>> start

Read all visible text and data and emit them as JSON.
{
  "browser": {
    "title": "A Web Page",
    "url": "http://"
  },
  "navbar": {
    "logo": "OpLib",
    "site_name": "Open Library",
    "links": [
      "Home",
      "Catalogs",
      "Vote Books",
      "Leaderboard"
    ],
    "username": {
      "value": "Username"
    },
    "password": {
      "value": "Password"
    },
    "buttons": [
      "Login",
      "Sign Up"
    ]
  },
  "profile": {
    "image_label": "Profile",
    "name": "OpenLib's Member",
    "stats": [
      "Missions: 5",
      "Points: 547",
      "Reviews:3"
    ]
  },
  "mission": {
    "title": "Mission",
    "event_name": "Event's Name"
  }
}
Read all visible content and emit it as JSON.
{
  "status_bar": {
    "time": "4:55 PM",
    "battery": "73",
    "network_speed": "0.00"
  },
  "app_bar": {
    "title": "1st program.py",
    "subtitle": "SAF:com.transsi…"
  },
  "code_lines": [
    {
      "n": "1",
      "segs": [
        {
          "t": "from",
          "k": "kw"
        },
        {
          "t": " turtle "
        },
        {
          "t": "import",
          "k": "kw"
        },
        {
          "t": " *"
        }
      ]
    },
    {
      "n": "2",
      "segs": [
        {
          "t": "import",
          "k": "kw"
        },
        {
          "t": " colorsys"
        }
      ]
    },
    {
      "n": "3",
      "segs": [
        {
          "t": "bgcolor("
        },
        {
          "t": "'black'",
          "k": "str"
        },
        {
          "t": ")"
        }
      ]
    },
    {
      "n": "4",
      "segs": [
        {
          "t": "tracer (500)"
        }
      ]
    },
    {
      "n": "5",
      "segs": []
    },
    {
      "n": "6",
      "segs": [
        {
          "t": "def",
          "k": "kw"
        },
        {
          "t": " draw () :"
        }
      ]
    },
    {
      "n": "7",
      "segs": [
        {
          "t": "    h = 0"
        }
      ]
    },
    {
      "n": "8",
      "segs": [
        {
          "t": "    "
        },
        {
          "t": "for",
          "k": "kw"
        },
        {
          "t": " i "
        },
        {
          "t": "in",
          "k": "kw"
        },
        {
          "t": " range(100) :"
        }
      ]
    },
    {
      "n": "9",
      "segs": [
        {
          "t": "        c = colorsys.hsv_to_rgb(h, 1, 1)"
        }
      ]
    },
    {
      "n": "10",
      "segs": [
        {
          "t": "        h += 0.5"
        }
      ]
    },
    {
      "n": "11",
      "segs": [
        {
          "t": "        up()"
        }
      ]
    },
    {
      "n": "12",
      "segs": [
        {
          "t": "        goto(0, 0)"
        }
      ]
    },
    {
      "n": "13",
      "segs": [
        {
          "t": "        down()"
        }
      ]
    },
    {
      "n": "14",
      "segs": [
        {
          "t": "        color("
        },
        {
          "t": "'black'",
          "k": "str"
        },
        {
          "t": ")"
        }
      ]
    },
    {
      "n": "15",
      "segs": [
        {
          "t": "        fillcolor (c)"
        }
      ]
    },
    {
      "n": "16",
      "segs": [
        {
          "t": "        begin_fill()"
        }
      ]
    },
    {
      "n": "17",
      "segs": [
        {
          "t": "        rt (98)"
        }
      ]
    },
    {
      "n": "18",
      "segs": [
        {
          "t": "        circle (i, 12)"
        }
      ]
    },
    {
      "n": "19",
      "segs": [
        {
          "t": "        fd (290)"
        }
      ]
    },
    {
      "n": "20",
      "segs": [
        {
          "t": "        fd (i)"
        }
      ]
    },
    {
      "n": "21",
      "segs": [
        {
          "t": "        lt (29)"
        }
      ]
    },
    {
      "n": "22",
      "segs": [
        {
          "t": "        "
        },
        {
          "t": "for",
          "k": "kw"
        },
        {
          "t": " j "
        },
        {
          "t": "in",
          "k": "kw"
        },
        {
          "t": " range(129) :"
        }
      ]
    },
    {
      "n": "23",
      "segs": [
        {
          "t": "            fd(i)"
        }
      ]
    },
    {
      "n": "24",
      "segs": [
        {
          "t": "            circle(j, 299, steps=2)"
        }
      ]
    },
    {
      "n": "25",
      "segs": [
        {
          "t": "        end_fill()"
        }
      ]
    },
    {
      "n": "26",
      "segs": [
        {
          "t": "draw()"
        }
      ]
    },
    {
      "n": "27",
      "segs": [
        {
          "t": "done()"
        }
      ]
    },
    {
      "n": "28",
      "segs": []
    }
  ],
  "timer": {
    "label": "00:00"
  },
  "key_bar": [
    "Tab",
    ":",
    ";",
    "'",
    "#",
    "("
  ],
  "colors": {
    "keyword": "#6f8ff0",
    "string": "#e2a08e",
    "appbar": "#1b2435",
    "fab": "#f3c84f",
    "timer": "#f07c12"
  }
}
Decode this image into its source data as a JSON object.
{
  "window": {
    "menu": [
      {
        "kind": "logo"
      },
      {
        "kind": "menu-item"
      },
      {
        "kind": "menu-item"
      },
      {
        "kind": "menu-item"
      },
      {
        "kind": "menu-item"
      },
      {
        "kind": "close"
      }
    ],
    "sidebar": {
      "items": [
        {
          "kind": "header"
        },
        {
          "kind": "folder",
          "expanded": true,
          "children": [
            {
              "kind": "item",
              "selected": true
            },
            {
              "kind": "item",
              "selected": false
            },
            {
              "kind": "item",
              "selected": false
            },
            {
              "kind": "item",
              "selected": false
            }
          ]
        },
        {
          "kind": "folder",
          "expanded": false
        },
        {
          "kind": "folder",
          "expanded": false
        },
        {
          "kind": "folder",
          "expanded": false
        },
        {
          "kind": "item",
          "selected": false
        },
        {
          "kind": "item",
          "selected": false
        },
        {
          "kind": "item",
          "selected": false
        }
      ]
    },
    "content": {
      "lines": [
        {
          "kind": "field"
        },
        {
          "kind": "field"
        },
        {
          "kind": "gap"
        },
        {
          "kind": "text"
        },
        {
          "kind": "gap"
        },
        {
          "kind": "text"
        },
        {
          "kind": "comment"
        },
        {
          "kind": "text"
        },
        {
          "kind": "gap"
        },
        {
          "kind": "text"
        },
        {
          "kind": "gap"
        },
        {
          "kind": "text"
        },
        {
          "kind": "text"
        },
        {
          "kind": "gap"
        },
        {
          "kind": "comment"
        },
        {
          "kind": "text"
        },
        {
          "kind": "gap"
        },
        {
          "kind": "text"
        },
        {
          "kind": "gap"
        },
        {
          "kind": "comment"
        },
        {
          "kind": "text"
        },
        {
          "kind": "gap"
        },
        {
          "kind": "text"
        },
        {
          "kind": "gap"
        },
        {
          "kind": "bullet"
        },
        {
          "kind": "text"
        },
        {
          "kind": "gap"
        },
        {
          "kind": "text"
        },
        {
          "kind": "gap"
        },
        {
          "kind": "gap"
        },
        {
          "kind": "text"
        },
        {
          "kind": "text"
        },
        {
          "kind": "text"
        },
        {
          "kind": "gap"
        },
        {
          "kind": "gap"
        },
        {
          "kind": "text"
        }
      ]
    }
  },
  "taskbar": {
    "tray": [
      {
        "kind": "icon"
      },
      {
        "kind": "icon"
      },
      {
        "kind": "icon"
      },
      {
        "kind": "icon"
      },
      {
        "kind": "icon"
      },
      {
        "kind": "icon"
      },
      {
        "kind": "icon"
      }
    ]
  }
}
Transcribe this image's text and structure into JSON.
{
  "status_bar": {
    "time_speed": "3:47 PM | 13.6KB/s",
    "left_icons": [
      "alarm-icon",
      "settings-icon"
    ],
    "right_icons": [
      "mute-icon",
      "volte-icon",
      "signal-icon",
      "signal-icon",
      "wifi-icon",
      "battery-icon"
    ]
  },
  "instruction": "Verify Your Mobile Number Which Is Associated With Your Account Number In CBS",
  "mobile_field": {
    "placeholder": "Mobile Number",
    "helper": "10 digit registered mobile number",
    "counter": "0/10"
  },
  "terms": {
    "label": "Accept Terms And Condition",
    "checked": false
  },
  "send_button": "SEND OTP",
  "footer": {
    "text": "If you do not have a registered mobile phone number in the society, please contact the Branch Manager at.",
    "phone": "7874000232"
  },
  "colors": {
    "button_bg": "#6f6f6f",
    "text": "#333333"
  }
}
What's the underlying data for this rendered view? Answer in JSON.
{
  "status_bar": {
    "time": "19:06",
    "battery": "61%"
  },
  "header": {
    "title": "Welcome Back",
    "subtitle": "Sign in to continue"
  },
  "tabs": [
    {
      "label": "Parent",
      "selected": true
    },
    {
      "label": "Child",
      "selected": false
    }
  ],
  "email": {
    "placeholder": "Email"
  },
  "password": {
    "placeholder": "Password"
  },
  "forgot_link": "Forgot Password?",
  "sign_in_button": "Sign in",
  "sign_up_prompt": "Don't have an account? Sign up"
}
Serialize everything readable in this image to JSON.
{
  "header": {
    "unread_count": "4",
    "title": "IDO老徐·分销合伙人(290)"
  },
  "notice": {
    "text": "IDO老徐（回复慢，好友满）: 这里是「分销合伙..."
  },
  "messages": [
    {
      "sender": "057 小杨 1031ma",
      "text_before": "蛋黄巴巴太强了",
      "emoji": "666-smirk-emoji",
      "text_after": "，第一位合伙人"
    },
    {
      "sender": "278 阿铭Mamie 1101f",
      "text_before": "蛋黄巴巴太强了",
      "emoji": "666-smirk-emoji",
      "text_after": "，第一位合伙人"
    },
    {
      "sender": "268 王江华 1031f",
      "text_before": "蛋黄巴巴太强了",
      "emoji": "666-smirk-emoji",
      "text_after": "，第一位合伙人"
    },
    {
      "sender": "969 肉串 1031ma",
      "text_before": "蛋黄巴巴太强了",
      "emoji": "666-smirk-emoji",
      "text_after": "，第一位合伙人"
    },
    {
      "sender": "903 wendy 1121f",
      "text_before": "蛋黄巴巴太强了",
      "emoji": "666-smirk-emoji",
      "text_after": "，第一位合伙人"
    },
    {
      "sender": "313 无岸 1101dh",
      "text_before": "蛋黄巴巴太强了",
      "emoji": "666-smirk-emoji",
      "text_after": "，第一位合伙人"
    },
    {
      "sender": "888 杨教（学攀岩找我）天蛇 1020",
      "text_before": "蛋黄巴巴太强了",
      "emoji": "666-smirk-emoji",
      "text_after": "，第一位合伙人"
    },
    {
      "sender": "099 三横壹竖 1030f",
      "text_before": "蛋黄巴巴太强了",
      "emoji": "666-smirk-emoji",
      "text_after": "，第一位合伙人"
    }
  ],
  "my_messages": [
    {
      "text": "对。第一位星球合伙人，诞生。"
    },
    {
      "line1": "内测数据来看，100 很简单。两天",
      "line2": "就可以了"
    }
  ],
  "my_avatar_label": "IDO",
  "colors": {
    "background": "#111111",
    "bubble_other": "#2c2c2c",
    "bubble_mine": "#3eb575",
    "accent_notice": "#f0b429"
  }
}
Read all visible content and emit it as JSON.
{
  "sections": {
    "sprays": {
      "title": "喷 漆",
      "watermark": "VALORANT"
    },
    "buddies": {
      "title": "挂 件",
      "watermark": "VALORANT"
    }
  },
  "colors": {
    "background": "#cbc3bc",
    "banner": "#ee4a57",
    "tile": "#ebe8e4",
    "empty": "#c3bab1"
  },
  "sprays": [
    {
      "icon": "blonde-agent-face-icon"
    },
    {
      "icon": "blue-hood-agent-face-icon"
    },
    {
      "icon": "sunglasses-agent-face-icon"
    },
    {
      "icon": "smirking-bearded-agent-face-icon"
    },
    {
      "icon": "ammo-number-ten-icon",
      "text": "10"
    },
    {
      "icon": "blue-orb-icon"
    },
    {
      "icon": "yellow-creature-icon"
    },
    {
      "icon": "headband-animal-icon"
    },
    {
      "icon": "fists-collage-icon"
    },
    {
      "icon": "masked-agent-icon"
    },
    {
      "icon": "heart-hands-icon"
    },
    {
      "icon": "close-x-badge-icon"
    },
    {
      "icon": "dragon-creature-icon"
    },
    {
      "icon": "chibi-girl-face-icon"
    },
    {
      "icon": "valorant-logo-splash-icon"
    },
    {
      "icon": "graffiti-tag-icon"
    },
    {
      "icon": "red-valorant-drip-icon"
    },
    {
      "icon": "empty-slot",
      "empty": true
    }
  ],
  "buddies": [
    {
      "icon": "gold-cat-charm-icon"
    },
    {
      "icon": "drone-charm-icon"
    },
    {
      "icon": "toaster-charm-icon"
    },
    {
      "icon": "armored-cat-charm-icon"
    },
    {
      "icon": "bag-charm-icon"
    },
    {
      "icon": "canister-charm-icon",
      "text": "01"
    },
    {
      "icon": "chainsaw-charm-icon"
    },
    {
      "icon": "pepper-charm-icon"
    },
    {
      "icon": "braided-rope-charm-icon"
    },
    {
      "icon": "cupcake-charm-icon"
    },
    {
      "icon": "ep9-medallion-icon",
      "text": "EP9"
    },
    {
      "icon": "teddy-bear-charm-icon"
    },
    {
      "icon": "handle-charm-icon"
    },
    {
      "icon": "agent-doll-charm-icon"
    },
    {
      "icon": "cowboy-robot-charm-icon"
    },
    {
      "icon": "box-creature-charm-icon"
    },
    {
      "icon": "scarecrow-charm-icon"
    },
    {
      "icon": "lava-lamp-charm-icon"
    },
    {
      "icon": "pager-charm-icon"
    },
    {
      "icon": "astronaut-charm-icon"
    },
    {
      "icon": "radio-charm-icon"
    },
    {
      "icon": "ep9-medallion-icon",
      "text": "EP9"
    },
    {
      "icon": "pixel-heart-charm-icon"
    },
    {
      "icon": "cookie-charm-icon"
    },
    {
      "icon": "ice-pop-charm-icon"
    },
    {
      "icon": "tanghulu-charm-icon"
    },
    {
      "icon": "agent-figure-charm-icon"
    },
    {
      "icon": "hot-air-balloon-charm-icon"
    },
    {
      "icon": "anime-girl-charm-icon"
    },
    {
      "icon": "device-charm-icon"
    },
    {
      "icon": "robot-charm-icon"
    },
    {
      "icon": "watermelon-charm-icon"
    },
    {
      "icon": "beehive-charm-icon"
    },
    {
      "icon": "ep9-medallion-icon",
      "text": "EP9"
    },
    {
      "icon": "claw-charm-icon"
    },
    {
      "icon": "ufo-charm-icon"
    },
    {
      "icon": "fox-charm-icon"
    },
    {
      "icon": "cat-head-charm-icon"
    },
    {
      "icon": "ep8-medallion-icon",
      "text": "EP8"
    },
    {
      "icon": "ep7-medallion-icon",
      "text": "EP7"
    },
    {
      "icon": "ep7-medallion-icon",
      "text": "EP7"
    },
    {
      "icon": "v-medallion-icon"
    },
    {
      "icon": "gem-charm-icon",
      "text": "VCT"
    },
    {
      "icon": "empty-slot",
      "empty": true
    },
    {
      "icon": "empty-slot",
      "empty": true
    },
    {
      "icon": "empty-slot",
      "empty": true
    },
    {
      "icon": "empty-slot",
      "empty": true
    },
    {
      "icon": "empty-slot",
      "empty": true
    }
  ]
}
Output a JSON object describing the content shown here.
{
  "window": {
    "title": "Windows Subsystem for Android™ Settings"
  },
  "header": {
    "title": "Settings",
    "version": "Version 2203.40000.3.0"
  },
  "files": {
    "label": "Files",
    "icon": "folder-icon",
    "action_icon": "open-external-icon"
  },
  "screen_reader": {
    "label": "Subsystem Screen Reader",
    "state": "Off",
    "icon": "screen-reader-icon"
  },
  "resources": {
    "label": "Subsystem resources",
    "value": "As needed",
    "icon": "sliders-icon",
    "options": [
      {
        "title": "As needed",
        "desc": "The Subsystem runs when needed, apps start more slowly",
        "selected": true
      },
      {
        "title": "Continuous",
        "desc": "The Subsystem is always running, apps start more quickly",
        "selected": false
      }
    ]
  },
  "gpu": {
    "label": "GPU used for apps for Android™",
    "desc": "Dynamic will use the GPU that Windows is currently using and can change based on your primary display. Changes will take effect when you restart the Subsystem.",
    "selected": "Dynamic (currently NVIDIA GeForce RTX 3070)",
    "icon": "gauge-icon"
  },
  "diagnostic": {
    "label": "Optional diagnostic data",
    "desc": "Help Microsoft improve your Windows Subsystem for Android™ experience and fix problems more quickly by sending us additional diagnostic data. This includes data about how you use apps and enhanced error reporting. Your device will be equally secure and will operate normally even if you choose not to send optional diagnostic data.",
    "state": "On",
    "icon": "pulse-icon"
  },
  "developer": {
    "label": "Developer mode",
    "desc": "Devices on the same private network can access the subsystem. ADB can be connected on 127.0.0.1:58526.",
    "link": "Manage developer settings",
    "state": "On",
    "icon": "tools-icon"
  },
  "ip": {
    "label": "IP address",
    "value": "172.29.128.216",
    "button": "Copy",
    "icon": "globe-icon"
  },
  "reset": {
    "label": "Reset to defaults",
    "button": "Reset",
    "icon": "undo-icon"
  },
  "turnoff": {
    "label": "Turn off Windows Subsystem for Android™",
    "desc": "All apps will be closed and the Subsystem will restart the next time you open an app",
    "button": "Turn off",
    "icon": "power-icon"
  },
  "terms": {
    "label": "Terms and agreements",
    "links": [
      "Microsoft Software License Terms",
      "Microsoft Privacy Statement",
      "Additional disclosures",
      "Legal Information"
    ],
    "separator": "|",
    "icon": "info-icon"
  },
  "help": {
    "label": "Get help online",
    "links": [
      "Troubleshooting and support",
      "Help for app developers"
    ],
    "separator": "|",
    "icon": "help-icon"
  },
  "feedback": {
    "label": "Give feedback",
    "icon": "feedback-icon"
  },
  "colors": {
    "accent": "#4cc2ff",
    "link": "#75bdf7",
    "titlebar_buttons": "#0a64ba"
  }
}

>> end

Check every line for "girl" and show the ones that have it.

      "icon": "chibi-girl-face-icon"
      "icon": "anime-girl-charm-icon"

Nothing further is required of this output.